» **The task**: Search the material for the string "marker" and copy each line where it occurs.

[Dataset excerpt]
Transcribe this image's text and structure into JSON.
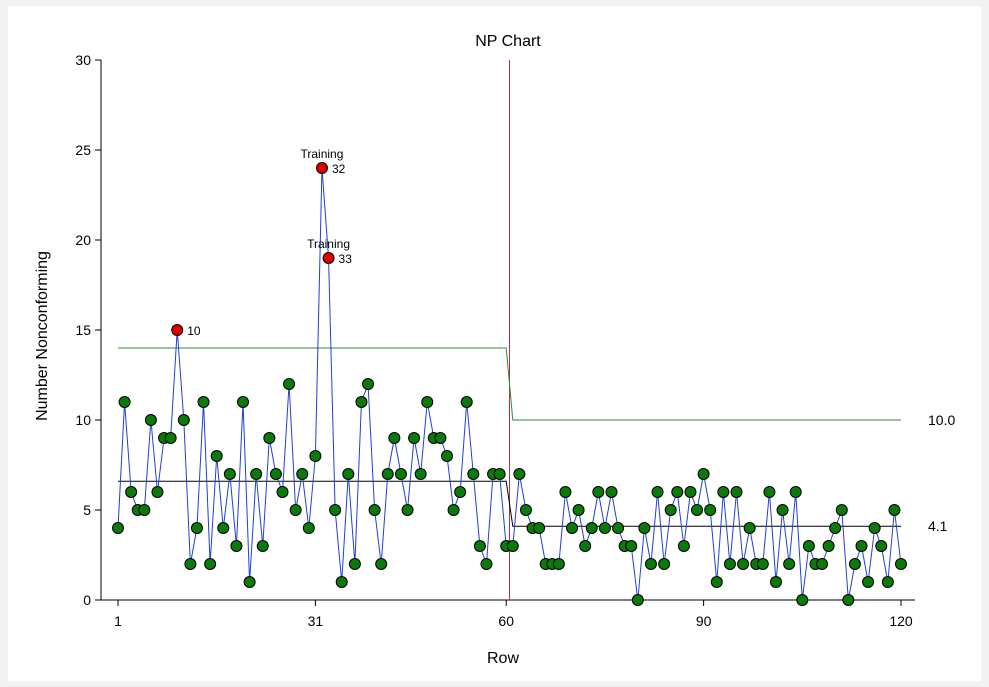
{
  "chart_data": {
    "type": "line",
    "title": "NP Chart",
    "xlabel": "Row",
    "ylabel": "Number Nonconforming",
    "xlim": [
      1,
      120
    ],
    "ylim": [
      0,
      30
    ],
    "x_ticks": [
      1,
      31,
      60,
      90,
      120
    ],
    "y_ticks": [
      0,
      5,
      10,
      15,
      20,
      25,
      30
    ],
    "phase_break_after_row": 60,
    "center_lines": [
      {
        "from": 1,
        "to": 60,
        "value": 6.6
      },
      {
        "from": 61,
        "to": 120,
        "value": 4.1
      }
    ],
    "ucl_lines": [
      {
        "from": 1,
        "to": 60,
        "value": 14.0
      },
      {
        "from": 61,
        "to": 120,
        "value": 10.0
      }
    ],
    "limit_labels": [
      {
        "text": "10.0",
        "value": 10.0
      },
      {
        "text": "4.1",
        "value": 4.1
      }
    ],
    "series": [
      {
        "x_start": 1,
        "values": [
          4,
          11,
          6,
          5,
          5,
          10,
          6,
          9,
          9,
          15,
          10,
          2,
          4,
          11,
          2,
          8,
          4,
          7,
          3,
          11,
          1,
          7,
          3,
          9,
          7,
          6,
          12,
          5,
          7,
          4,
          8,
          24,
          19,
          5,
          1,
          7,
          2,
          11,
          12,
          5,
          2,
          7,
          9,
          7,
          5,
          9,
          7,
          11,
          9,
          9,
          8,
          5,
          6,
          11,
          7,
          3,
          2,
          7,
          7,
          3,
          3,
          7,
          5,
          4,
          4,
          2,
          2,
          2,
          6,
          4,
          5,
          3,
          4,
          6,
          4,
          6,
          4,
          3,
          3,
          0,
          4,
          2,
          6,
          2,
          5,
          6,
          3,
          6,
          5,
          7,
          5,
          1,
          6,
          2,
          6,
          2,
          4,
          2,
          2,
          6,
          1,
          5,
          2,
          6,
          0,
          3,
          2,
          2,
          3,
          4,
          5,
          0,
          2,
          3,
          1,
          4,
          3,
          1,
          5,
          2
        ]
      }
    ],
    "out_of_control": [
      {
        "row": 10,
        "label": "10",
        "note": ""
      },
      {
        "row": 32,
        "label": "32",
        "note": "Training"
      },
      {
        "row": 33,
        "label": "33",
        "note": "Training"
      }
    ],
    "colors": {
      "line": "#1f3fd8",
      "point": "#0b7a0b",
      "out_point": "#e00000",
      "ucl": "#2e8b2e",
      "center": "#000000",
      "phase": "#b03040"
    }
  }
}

* * *

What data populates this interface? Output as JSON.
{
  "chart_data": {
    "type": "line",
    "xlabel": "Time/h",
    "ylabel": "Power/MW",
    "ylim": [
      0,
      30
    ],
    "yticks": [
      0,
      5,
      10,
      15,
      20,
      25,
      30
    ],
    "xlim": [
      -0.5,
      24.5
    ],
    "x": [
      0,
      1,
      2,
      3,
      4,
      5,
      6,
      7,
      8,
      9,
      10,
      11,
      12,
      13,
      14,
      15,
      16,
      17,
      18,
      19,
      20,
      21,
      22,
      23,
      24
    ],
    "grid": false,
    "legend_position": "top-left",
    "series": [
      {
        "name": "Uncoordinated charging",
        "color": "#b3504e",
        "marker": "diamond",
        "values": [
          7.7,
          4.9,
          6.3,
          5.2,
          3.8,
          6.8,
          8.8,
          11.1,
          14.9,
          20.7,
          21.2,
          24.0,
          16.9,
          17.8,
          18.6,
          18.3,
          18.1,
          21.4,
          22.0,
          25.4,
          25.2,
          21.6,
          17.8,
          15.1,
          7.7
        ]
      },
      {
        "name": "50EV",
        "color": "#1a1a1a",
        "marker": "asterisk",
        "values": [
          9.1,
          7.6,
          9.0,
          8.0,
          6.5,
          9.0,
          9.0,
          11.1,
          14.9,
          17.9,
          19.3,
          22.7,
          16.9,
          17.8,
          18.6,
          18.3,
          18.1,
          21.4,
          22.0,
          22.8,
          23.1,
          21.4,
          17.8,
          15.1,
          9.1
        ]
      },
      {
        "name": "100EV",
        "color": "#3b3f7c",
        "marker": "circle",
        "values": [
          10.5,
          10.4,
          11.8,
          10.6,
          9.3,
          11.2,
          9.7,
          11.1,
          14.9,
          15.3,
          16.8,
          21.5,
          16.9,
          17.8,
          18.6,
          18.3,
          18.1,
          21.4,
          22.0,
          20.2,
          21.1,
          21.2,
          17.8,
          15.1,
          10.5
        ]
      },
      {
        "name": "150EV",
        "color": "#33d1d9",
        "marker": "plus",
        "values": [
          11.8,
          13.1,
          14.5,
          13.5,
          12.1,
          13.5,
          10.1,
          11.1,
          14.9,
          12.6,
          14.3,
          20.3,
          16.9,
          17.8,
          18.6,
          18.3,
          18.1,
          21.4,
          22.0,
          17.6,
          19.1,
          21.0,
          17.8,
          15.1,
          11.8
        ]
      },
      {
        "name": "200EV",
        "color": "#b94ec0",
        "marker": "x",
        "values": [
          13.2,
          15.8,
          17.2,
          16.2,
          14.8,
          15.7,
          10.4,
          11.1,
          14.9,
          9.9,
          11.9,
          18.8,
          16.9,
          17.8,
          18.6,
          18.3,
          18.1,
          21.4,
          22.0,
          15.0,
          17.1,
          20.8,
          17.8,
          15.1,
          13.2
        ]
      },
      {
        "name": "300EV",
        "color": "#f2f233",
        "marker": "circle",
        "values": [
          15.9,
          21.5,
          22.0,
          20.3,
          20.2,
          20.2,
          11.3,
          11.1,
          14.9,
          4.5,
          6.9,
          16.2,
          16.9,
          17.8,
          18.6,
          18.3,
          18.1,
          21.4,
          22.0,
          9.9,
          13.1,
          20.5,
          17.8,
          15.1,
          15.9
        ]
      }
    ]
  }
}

--

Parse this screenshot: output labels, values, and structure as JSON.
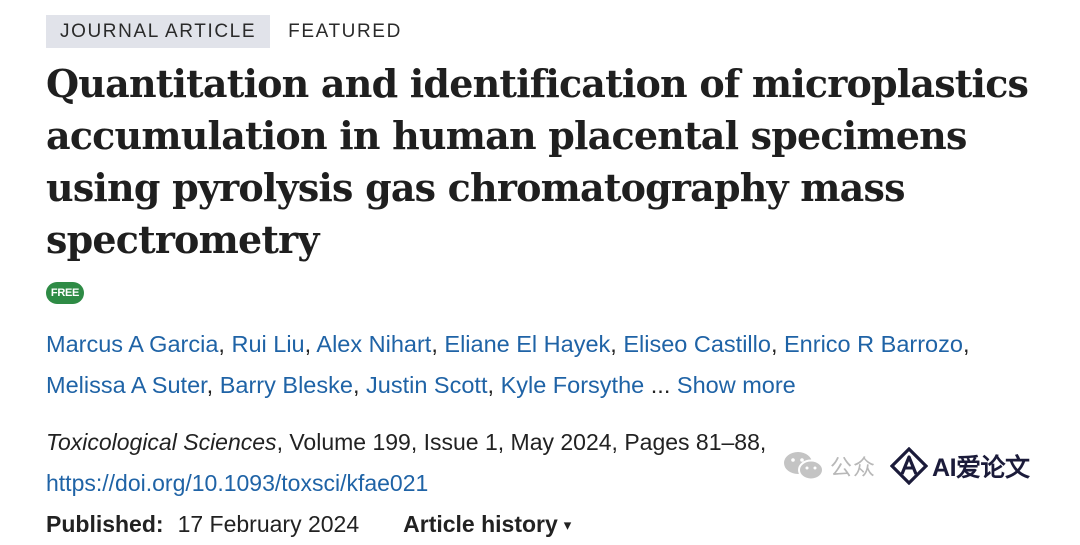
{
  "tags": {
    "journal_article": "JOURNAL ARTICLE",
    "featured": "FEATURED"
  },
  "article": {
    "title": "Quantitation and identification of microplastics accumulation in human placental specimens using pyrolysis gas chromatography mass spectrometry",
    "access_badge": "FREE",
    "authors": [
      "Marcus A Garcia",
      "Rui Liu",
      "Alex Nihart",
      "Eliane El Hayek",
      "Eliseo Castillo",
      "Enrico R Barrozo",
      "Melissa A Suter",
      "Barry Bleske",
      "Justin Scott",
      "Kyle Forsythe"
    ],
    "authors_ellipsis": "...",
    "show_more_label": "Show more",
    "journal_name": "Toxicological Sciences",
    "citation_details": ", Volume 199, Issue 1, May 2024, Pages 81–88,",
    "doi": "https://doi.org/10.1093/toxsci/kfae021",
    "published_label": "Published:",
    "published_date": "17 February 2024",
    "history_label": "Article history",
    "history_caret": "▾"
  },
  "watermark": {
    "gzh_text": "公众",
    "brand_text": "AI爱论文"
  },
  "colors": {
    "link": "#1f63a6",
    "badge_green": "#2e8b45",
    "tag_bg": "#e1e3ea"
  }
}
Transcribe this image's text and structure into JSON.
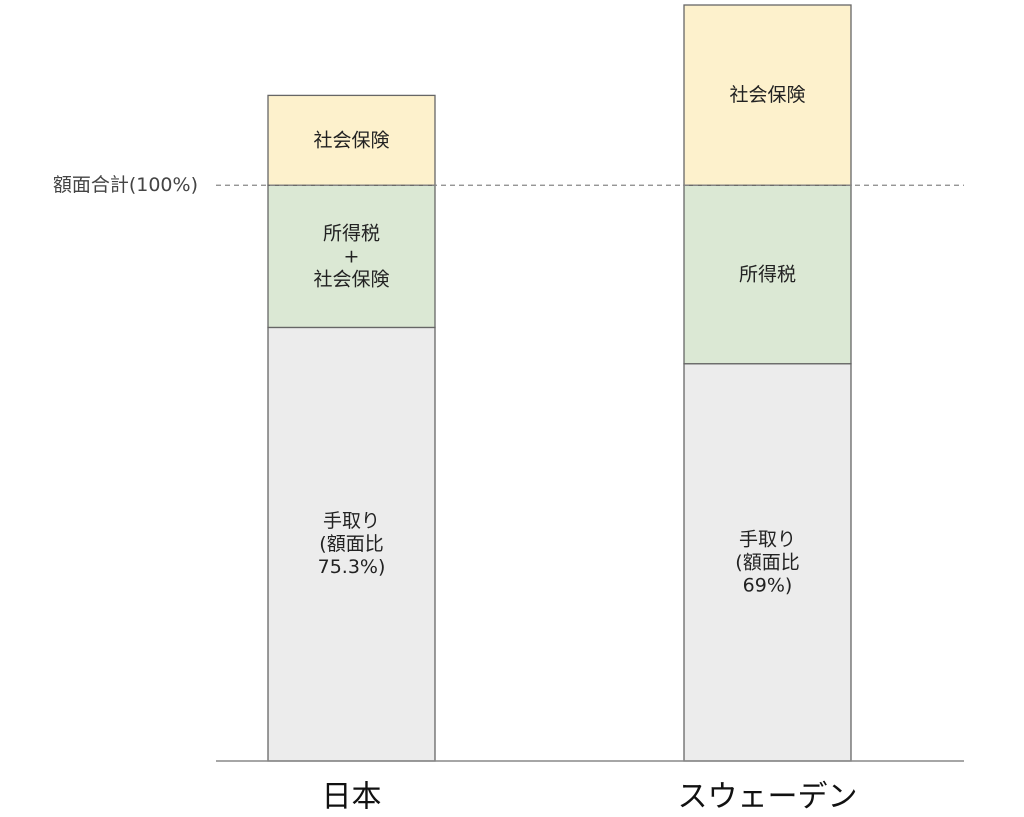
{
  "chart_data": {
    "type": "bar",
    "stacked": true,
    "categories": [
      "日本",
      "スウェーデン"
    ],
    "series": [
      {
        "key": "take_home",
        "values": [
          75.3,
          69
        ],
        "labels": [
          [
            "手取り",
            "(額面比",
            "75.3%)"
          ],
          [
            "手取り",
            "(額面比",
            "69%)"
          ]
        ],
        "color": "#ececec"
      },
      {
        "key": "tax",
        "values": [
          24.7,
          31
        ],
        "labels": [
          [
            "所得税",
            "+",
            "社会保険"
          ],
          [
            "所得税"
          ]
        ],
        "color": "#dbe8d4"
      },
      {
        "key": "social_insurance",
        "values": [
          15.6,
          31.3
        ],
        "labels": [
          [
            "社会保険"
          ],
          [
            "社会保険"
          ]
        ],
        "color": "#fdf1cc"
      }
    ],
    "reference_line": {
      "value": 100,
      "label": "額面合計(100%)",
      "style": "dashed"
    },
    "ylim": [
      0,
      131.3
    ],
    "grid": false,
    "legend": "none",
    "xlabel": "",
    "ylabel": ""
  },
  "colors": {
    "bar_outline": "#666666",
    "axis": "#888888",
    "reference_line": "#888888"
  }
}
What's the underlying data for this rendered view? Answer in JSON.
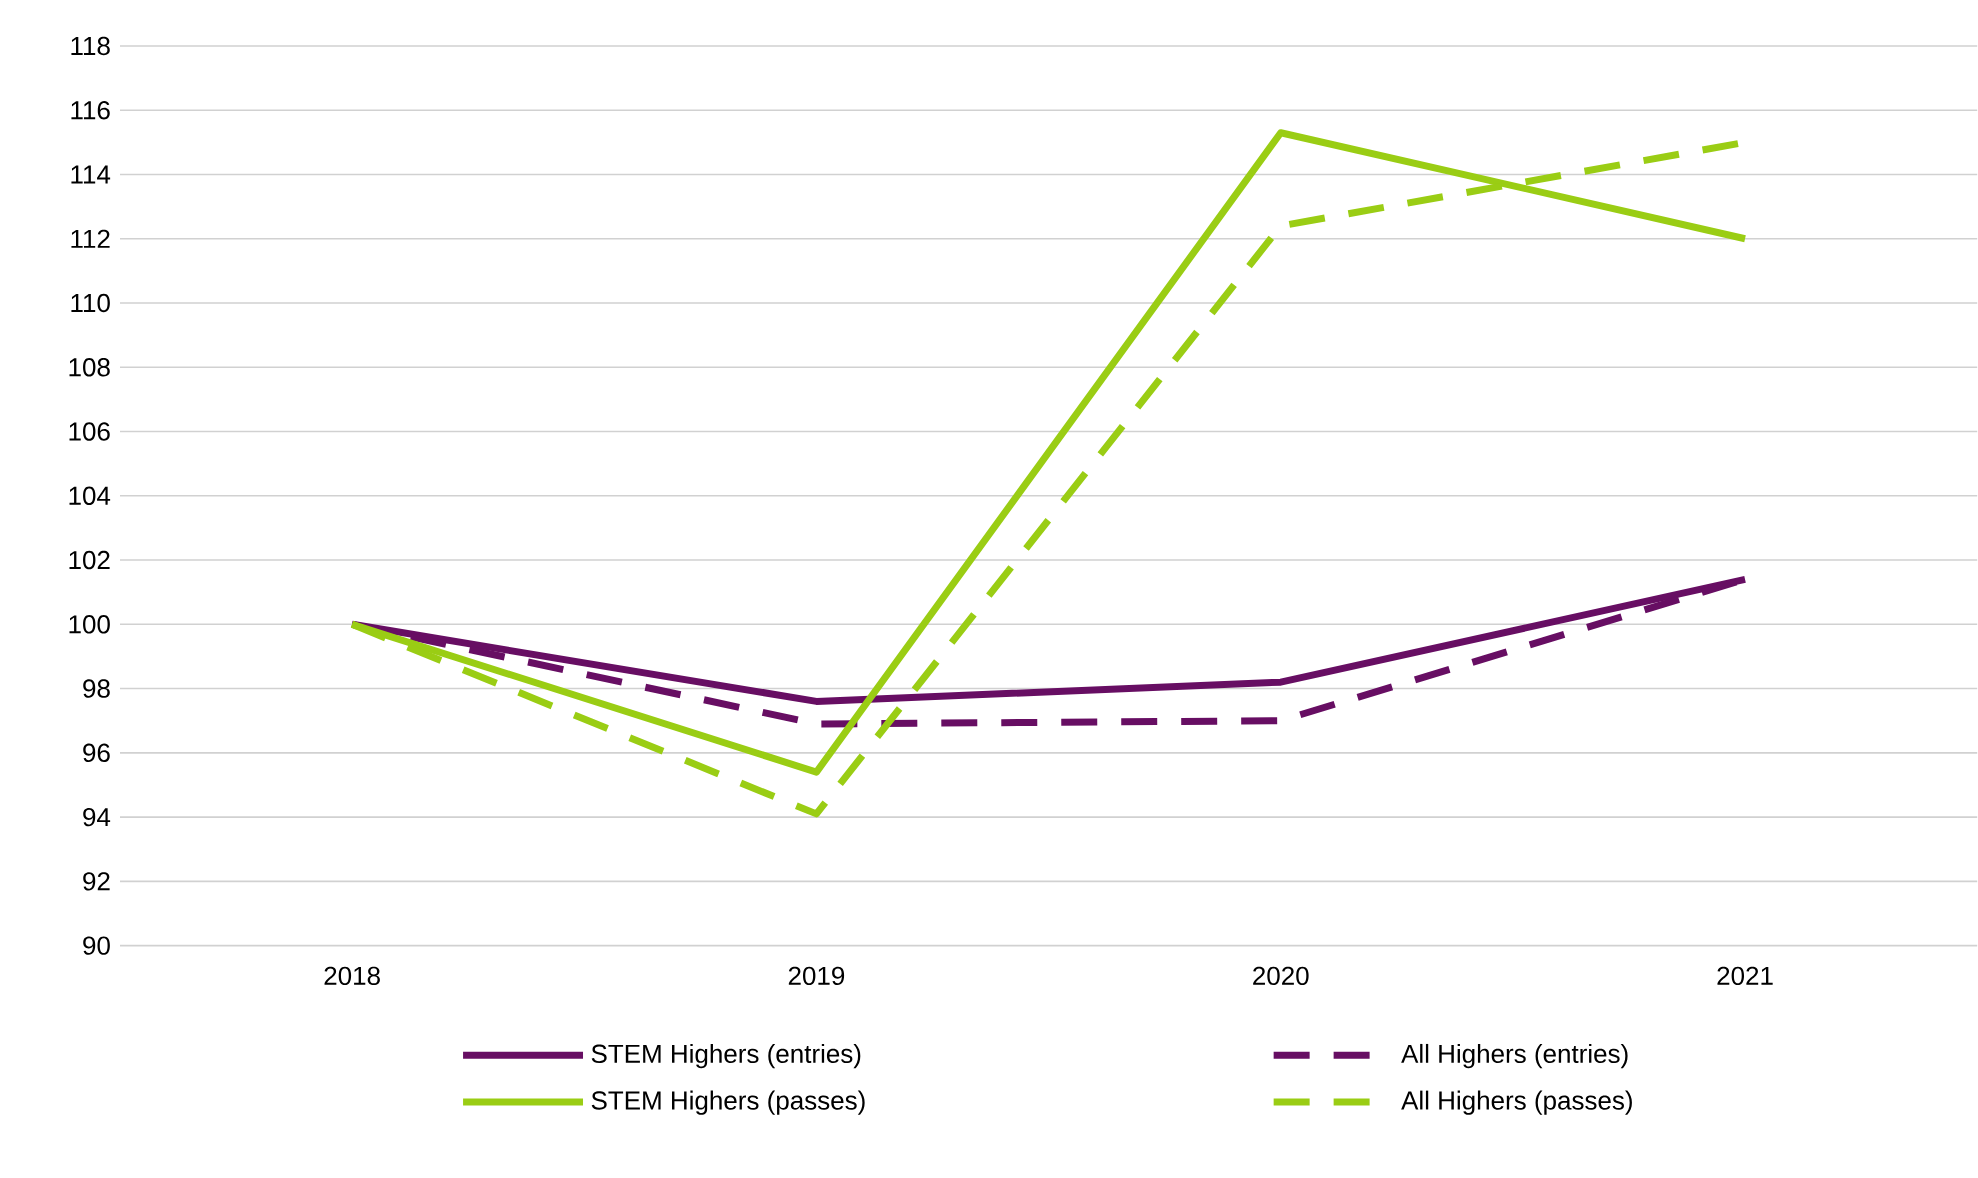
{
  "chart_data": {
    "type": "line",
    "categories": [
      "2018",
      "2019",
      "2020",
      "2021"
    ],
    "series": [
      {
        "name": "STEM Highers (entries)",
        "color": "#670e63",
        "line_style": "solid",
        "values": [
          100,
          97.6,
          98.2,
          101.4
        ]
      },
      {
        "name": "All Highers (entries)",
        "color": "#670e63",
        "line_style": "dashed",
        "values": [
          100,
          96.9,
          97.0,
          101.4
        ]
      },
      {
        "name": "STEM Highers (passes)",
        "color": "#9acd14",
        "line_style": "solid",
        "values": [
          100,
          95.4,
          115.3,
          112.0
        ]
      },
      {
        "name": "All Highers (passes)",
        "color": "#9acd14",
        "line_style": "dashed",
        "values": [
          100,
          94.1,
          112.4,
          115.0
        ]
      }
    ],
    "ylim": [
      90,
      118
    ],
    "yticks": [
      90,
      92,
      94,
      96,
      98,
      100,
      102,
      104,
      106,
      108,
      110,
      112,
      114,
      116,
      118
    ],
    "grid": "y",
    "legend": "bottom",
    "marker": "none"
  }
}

» **Expected answer**:
        "marker": "diamond",
        "marker": "asterisk",
        "marker": "circle",
        "marker": "plus",
        "marker": "x",
        "marker": "circle",
    "marker": "none"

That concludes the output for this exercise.